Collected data
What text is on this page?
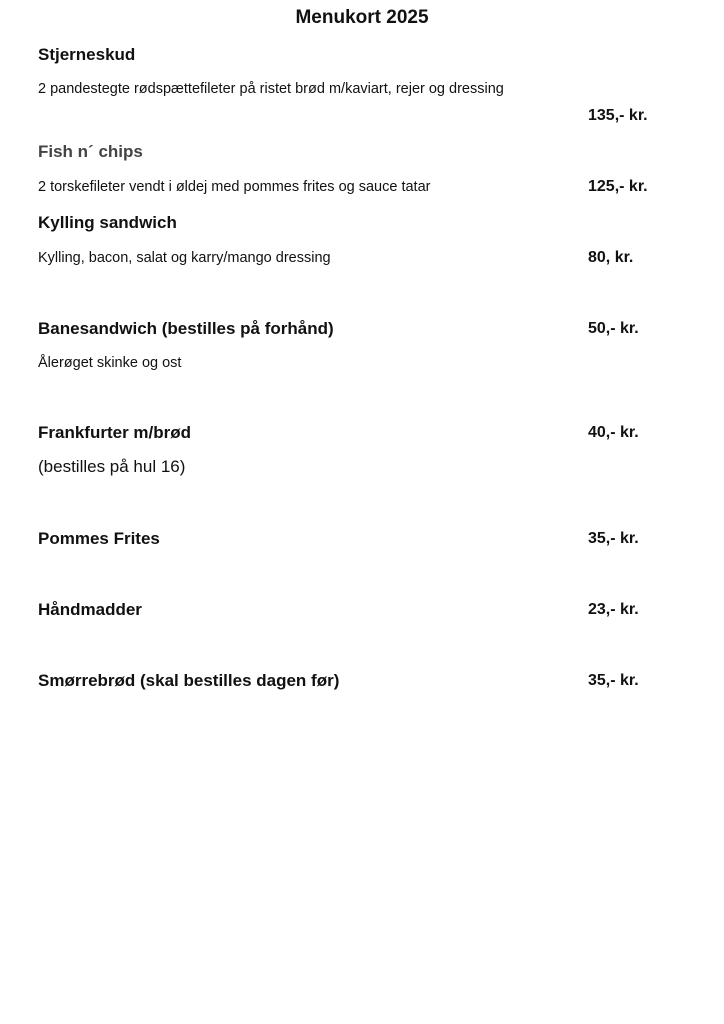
Menukort 2025
Stjerneskud
2 pandestegte rødspættefileter på ristet brød m/kaviart, rejer og dressing
135,- kr.
Fish n´ chips
2 torskefileter vendt i øldej med pommes frites og sauce tatar	125,- kr.
Kylling sandwich
Kylling, bacon, salat og karry/mango dressing	80, kr.
Banesandwich (bestilles på forhånd)	50,- kr.
Ålerøget skinke og ost
Frankfurter m/brød	40,- kr.
(bestilles på hul 16)
Pommes Frites	35,- kr.
Håndmadder	23,- kr.
Smørrebrød (skal bestilles dagen før)	35,- kr.
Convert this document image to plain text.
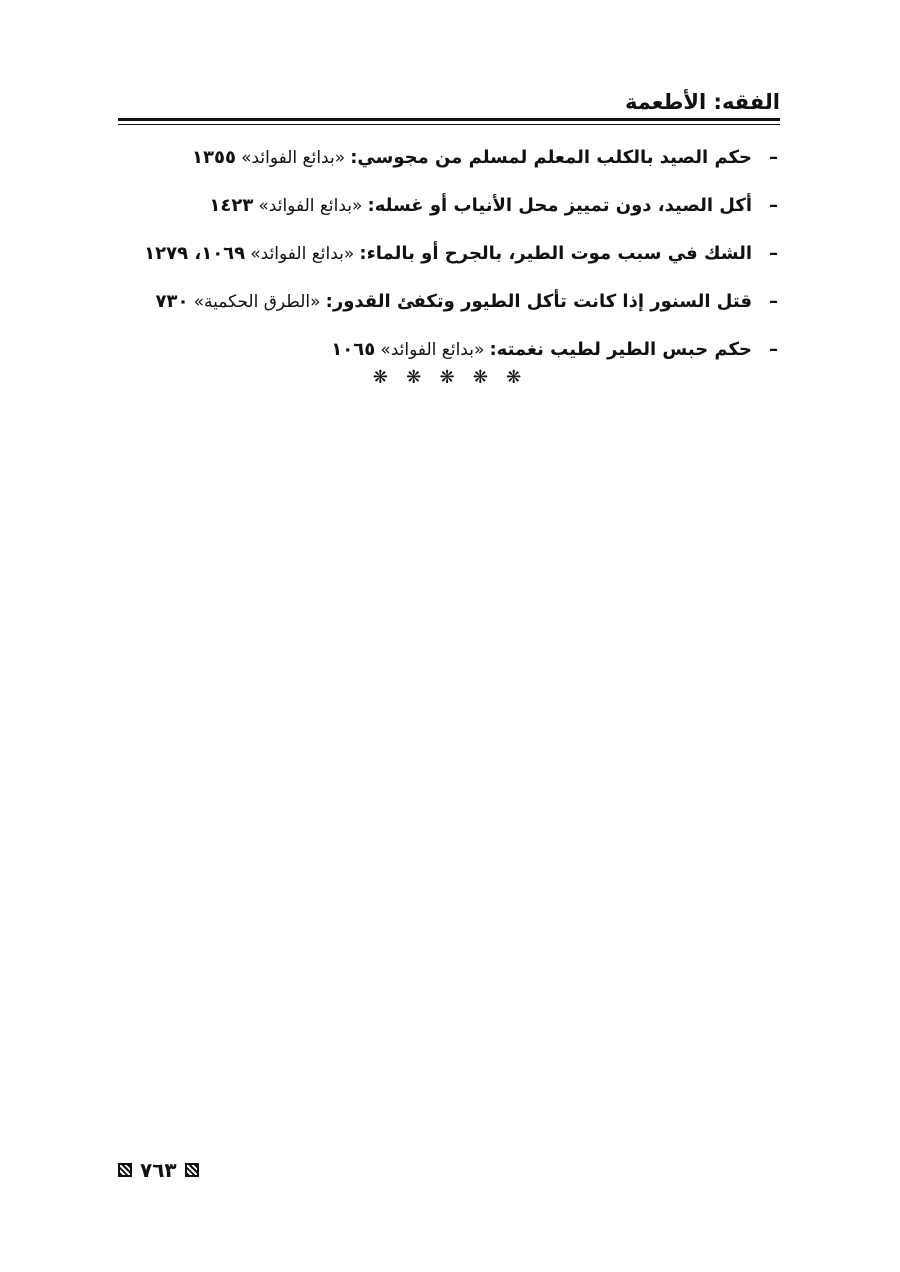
الفقه: الأطعمة
–
حكم الصيد بالكلب المعلم لمسلم من مجوسي: «بدائع الفوائد» ١٣٥٥
–
أكل الصيد، دون تمييز محل الأنياب أو غسله: «بدائع الفوائد» ١٤٢٣
–
الشك في سبب موت الطير، بالجرح أو بالماء: «بدائع الفوائد» ١٠٦٩، ١٢٧٩
–
قتل السنور إذا كانت تأكل الطيور وتكفئ القدور: «الطرق الحكمية» ٧٣٠
–
حكم حبس الطير لطيب نغمته: «بدائع الفوائد» ١٠٦٥
❋ ❋ ❋ ❋ ❋
٧٦٣
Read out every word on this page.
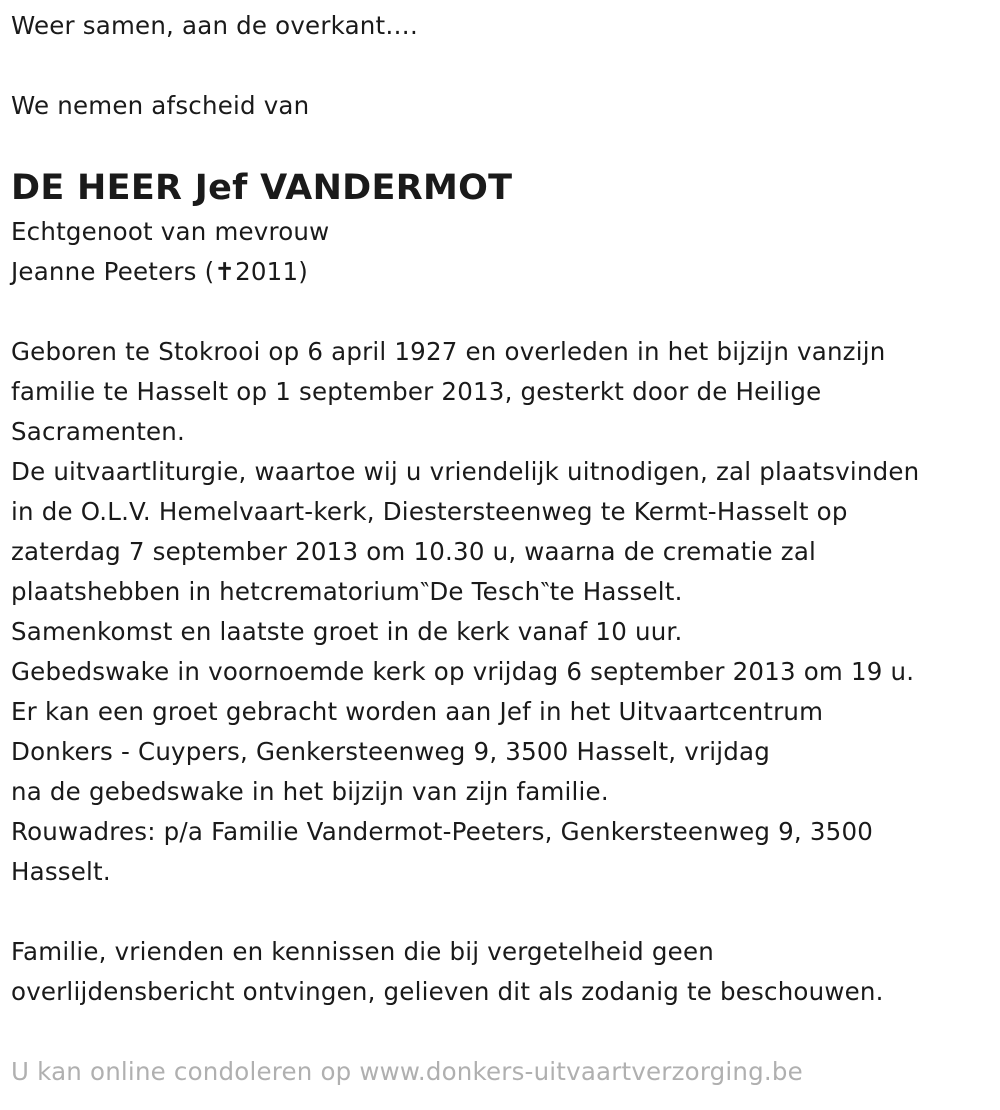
Weer samen, aan de overkant….
We nemen afscheid van
DE HEER Jef VANDERMOT
Echtgenoot van mevrouw
Jeanne Peeters (✝2011)
Geboren te Stokrooi op 6 april 1927 en overleden in het bijzijn vanzijn
familie te Hasselt op 1 september 2013, gesterkt door de Heilige
Sacramenten.
De uitvaartliturgie, waartoe wij u vriendelijk uitnodigen, zal plaatsvinden
in de O.L.V. Hemelvaart-kerk, Diestersteenweg te Kermt-Hasselt op
zaterdag 7 september 2013 om 10.30 u, waarna de crematie zal
plaatshebben in hetcrematorium‶De Tesch‶te Hasselt.
Samenkomst en laatste groet in de kerk vanaf 10 uur.
Gebedswake in voornoemde kerk op vrijdag 6 september 2013 om 19 u.
Er kan een groet gebracht worden aan Jef in het Uitvaartcentrum
Donkers - Cuypers, Genkersteenweg 9, 3500 Hasselt, vrijdag
na de gebedswake in het bijzijn van zijn familie.
Rouwadres: p/a Familie Vandermot-Peeters, Genkersteenweg 9, 3500
Hasselt.
Familie, vrienden en kennissen die bij vergetelheid geen
overlijdensbericht ontvingen, gelieven dit als zodanig te beschouwen.
U kan online condoleren op www.donkers-uitvaartverzorging.be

• **Challenge**
Which lines contain the word "page"? Return each of them.

• **Task answer**
What text is on this page?
Read out every word on this page.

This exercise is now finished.